* **Given request**: Look for the string "label" and copy every line that has it.

* **Supplied material**:
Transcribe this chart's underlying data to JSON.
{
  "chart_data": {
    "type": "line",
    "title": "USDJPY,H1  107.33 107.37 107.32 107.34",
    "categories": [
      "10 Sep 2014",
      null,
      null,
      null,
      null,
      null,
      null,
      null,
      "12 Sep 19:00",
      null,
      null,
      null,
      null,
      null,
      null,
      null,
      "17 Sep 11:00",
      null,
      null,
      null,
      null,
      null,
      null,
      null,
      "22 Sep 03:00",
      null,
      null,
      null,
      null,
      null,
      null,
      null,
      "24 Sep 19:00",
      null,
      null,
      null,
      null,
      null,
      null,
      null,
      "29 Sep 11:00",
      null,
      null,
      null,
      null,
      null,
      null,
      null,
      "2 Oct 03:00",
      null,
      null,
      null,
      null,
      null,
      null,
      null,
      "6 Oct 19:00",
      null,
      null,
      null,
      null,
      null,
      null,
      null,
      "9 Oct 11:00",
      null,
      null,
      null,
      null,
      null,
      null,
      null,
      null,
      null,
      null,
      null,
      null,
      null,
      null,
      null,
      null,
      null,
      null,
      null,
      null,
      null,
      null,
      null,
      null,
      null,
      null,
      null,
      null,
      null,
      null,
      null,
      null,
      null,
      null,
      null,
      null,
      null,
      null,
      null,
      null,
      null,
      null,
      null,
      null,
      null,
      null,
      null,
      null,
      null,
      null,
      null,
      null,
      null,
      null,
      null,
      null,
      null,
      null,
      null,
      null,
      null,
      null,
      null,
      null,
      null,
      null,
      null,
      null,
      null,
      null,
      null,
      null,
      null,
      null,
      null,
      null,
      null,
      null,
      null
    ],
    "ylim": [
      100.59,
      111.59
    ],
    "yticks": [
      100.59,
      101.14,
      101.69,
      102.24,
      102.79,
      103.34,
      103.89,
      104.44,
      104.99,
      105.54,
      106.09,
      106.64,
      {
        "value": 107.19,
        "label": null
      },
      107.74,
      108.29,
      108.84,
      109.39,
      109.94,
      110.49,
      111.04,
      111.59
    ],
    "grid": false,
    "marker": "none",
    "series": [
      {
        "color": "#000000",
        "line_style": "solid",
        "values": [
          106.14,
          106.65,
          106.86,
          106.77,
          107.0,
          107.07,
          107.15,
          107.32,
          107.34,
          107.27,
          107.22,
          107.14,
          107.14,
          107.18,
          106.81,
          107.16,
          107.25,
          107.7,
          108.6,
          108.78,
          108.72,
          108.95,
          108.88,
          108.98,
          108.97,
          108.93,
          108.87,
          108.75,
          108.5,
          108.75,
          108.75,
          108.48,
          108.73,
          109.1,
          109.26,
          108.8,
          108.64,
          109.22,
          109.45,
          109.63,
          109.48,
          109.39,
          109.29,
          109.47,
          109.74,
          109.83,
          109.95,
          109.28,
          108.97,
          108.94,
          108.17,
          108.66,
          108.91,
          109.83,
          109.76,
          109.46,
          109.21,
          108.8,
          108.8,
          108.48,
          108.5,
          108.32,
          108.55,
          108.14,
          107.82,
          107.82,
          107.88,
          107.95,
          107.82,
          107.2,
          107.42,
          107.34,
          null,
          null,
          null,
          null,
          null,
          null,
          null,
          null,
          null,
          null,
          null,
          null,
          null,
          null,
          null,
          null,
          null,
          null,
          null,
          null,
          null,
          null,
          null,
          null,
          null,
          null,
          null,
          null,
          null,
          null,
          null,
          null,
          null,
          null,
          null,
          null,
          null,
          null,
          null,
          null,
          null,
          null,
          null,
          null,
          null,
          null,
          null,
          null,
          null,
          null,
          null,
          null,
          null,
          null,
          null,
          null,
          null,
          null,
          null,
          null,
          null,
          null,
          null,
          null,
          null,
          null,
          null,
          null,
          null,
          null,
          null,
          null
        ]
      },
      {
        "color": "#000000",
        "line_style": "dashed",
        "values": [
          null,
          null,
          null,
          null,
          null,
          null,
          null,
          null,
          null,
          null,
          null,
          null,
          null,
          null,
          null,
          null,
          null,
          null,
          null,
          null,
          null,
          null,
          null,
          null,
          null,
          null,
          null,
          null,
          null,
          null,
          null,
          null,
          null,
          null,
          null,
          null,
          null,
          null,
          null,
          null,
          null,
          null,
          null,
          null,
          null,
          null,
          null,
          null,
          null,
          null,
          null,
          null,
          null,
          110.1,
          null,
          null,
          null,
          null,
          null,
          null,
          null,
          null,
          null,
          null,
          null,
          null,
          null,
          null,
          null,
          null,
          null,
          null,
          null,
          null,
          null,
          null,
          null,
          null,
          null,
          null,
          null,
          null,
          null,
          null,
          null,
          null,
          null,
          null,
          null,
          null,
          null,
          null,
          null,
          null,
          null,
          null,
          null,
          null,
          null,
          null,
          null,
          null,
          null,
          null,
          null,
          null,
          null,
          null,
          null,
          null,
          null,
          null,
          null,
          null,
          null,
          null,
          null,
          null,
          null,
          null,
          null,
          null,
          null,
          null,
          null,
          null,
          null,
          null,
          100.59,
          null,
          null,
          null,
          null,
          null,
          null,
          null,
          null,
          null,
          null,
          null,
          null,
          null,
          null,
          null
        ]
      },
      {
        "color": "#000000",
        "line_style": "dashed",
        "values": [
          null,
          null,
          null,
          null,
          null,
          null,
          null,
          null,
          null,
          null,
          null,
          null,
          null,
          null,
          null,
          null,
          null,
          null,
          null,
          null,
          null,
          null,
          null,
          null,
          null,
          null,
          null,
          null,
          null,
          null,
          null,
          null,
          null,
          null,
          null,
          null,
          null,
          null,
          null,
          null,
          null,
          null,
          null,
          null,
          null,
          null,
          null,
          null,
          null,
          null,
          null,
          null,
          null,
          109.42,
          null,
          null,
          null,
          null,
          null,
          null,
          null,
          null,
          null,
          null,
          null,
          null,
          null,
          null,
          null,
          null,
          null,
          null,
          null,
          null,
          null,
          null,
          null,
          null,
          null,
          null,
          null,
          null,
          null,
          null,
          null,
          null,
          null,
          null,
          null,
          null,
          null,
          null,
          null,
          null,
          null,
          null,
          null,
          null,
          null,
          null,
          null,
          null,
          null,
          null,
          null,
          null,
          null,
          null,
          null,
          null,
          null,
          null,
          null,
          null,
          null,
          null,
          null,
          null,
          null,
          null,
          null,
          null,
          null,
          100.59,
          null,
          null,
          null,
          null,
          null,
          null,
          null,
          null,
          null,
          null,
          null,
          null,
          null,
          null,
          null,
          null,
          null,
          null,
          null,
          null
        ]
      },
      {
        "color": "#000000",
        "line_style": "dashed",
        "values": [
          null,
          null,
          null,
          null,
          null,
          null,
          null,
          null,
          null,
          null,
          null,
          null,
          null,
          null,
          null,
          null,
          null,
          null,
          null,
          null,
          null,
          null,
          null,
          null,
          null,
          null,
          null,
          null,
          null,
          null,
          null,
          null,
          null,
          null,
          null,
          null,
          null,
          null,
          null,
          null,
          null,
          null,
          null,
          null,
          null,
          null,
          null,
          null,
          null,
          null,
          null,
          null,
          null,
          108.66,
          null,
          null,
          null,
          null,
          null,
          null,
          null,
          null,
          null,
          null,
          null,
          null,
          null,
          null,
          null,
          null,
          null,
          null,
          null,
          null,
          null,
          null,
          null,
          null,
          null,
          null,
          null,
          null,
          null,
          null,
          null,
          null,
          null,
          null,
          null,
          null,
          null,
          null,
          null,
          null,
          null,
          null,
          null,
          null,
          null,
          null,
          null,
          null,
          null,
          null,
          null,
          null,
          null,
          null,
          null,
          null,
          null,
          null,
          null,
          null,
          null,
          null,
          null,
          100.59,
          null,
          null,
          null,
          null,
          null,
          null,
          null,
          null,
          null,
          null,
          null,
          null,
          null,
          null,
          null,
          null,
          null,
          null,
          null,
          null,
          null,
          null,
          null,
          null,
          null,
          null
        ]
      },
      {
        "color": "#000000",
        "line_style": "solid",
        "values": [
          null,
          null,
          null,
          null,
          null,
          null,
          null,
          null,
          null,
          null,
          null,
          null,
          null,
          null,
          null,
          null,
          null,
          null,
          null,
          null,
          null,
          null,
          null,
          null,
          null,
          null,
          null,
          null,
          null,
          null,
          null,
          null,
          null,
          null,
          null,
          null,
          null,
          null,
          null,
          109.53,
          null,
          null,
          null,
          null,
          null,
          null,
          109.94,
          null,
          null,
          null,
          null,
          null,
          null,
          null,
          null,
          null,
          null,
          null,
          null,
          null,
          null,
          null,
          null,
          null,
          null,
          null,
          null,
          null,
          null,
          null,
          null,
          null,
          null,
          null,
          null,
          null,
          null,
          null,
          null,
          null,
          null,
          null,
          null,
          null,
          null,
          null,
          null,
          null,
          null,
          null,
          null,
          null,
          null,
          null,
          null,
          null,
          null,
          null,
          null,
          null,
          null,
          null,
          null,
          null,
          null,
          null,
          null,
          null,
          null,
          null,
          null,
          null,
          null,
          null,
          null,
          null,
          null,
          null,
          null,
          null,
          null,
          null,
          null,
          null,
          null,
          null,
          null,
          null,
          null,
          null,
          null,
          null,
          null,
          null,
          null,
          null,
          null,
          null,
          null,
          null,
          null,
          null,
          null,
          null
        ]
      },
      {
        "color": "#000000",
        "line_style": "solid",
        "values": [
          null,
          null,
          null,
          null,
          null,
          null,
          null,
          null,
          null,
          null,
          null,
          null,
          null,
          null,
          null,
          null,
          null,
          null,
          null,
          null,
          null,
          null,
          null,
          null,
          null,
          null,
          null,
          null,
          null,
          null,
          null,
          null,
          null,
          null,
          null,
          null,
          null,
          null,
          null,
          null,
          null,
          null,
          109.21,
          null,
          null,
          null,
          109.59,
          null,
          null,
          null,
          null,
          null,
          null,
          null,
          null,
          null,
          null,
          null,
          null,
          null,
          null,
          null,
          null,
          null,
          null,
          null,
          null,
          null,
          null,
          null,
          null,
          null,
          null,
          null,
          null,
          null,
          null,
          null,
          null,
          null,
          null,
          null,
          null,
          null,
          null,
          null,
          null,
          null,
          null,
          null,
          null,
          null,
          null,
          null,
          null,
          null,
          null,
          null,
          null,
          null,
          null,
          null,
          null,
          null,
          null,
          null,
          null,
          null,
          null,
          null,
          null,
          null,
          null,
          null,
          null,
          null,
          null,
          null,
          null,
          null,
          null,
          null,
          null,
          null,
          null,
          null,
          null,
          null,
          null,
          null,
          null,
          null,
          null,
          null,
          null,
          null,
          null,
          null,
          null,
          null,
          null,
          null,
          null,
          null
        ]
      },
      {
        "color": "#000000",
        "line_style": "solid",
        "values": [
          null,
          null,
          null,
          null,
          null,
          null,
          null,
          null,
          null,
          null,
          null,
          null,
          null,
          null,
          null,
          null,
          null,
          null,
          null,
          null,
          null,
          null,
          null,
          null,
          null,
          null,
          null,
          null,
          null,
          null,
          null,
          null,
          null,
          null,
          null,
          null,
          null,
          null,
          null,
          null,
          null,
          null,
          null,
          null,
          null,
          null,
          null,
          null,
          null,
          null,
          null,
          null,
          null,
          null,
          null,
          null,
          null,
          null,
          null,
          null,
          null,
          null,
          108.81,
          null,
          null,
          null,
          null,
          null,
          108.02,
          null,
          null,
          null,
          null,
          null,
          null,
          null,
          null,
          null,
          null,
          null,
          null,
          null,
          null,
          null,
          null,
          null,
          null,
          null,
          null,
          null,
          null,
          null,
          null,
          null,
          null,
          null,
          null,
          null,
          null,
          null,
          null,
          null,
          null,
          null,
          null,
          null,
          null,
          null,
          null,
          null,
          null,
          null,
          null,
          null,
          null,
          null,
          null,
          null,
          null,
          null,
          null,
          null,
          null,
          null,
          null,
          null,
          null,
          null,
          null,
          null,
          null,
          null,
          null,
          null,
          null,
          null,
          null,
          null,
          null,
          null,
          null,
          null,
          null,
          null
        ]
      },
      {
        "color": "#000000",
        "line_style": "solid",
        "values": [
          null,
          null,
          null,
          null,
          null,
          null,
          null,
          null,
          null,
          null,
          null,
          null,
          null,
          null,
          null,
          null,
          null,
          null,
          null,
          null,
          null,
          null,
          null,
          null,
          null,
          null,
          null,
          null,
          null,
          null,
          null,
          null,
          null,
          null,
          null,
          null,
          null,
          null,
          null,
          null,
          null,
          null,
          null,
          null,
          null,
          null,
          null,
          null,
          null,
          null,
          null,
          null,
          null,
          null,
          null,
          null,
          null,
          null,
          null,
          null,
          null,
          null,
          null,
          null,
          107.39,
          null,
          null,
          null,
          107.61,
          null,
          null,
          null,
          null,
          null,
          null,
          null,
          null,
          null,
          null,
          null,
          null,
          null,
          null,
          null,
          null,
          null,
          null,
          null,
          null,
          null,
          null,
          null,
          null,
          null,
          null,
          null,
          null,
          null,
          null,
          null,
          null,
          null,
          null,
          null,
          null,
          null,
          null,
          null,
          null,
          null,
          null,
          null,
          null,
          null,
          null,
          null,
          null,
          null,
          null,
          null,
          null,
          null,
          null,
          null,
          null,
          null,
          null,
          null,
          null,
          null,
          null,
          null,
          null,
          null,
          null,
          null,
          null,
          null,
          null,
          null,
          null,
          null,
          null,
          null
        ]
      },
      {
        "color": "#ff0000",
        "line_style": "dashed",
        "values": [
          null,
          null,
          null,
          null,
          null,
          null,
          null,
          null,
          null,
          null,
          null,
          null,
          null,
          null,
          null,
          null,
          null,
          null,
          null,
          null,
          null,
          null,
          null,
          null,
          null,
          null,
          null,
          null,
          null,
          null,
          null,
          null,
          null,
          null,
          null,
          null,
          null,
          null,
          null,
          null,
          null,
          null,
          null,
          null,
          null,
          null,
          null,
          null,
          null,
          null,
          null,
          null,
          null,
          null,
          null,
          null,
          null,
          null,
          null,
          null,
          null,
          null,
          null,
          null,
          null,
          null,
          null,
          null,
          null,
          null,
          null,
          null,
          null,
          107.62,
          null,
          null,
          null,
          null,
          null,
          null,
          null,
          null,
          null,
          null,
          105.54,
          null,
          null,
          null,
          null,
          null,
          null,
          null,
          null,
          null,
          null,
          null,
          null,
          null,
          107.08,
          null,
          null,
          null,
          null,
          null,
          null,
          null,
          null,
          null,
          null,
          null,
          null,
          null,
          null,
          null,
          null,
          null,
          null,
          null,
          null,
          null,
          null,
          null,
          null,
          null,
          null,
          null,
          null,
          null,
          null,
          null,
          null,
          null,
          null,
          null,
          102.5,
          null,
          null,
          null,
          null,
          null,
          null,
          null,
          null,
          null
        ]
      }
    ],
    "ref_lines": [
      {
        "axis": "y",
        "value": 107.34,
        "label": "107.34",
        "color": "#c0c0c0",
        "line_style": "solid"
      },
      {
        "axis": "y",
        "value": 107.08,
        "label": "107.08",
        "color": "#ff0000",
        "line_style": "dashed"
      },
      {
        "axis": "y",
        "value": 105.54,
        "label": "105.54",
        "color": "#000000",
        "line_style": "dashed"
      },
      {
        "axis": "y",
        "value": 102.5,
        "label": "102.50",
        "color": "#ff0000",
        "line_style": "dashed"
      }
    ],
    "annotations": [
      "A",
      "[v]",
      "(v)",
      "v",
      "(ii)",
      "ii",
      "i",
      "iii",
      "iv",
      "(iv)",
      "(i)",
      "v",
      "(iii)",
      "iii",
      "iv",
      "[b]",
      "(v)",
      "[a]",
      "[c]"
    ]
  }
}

* **Answer to this problem**:
        "label": null
        "label": "107.34",
        "label": "107.08",
        "label": "105.54",
        "label": "102.50",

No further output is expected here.